- EXERCISE DIRECTIONS -
Copy the rows from the start through the line containing "peak-number: 1 bbox=[784, 61, 794, 77]", including that line, and reproduce them exactly.
## START MATERIAL FOR THIS TASK
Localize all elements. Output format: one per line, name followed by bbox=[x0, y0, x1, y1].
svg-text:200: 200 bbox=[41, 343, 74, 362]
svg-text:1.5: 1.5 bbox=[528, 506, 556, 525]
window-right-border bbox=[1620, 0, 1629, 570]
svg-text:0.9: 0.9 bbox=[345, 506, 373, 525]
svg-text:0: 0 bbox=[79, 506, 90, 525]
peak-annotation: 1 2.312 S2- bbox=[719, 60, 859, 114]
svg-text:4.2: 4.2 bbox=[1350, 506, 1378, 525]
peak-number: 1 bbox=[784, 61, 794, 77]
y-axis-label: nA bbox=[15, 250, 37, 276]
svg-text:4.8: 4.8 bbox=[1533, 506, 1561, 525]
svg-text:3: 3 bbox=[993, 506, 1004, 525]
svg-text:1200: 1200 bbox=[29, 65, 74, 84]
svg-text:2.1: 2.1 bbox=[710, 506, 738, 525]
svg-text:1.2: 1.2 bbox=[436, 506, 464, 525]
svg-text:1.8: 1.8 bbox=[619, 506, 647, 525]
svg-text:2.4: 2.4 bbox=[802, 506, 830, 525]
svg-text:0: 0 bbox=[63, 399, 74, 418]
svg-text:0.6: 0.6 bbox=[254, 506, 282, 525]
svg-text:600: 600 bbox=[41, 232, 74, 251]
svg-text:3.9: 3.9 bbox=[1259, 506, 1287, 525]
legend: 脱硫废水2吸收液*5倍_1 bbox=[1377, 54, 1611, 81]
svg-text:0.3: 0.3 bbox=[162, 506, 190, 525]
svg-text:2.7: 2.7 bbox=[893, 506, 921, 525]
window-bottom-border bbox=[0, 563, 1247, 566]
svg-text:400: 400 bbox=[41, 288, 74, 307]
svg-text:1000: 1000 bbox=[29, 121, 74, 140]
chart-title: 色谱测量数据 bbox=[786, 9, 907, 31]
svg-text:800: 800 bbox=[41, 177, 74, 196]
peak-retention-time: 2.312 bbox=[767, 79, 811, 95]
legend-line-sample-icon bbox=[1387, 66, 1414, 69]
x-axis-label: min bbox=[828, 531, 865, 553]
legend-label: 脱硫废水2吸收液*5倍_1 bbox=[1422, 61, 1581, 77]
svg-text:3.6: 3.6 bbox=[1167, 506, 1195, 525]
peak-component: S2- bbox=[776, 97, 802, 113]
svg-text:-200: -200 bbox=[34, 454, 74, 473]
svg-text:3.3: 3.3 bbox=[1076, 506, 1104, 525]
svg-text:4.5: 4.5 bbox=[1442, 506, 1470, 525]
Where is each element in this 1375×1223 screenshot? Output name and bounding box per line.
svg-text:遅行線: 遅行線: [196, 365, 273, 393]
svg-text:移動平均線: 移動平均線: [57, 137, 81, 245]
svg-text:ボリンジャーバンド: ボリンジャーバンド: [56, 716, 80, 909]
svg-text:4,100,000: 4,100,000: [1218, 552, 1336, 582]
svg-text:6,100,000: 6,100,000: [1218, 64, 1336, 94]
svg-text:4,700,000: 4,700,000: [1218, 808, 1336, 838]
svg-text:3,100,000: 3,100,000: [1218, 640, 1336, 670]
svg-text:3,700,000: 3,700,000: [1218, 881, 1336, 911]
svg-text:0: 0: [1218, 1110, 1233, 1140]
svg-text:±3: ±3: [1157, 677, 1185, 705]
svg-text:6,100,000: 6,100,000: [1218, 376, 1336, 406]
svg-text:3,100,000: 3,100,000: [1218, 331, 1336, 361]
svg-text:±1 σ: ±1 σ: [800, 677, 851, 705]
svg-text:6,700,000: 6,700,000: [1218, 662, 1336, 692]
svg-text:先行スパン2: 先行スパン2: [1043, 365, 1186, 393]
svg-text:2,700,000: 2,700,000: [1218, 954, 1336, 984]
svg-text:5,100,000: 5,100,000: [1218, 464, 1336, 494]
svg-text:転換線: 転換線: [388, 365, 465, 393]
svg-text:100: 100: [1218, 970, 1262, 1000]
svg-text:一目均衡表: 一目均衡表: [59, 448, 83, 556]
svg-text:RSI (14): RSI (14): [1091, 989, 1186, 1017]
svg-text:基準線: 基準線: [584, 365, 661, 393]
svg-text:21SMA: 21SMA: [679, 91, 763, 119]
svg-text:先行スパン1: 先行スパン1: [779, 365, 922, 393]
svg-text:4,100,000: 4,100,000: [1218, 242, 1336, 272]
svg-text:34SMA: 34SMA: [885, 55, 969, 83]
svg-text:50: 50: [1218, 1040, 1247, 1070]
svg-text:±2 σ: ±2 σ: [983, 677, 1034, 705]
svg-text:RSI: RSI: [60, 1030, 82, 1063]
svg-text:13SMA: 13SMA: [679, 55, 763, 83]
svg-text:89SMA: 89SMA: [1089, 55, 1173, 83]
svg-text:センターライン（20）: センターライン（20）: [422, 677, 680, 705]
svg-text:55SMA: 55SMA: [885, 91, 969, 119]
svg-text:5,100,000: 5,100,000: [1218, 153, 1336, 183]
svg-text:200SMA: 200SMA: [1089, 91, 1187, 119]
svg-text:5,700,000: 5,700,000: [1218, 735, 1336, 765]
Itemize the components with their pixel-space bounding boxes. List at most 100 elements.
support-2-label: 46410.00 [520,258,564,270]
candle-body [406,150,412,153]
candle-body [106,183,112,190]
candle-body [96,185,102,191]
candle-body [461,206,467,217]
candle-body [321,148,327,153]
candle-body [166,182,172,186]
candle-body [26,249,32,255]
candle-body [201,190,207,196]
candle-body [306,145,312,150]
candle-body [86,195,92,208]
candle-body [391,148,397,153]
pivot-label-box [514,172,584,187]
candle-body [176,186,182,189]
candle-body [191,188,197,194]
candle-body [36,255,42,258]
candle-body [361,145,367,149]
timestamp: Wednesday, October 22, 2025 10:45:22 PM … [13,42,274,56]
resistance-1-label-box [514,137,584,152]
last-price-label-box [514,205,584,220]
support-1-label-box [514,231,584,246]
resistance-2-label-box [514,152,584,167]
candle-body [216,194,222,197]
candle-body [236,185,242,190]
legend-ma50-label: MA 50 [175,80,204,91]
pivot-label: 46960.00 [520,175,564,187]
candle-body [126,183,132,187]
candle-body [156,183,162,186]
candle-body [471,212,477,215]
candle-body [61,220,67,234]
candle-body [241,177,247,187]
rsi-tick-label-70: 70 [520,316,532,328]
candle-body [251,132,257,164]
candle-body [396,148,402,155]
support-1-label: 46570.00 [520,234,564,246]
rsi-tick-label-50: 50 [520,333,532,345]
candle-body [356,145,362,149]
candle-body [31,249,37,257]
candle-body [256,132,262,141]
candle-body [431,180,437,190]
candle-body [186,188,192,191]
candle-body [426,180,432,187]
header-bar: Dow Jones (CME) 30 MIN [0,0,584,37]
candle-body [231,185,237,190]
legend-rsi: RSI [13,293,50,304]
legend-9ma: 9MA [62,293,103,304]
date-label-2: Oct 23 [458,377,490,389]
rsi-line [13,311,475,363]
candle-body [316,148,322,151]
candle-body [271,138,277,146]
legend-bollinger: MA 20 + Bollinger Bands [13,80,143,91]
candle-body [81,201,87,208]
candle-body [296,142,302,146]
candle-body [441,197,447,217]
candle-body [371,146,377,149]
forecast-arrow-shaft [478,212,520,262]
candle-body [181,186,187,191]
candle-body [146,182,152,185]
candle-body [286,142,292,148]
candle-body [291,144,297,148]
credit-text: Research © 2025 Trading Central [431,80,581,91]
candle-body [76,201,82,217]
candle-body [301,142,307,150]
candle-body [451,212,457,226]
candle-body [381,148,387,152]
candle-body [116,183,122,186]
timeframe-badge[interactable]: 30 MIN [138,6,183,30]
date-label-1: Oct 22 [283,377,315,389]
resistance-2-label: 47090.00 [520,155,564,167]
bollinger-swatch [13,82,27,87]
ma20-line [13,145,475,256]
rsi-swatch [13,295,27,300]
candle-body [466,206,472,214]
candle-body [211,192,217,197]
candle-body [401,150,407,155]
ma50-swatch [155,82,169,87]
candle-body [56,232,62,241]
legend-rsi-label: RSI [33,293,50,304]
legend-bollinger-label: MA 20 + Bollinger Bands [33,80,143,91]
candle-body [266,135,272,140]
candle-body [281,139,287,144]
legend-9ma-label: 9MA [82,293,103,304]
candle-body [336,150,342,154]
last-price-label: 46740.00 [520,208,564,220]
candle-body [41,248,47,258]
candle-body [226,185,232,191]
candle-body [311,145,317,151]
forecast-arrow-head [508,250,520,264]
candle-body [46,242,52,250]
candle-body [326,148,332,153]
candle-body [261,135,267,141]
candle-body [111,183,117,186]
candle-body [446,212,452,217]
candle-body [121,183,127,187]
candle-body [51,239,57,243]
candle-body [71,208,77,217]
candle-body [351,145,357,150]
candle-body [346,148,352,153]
## END MATERIAL FOR THIS TASK
- WORKED SOLUTION -
Localize all elements. Output format: one per line, name followed by bbox=[x0, y0, x1, y1].
svg-text:200: 200 bbox=[41, 343, 74, 362]
svg-text:1.5: 1.5 bbox=[528, 506, 556, 525]
window-right-border bbox=[1620, 0, 1629, 570]
svg-text:0.9: 0.9 bbox=[345, 506, 373, 525]
svg-text:0: 0 bbox=[79, 506, 90, 525]
peak-annotation: 1 2.312 S2- bbox=[719, 60, 859, 114]
svg-text:4.2: 4.2 bbox=[1350, 506, 1378, 525]
peak-number: 1 bbox=[784, 61, 794, 77]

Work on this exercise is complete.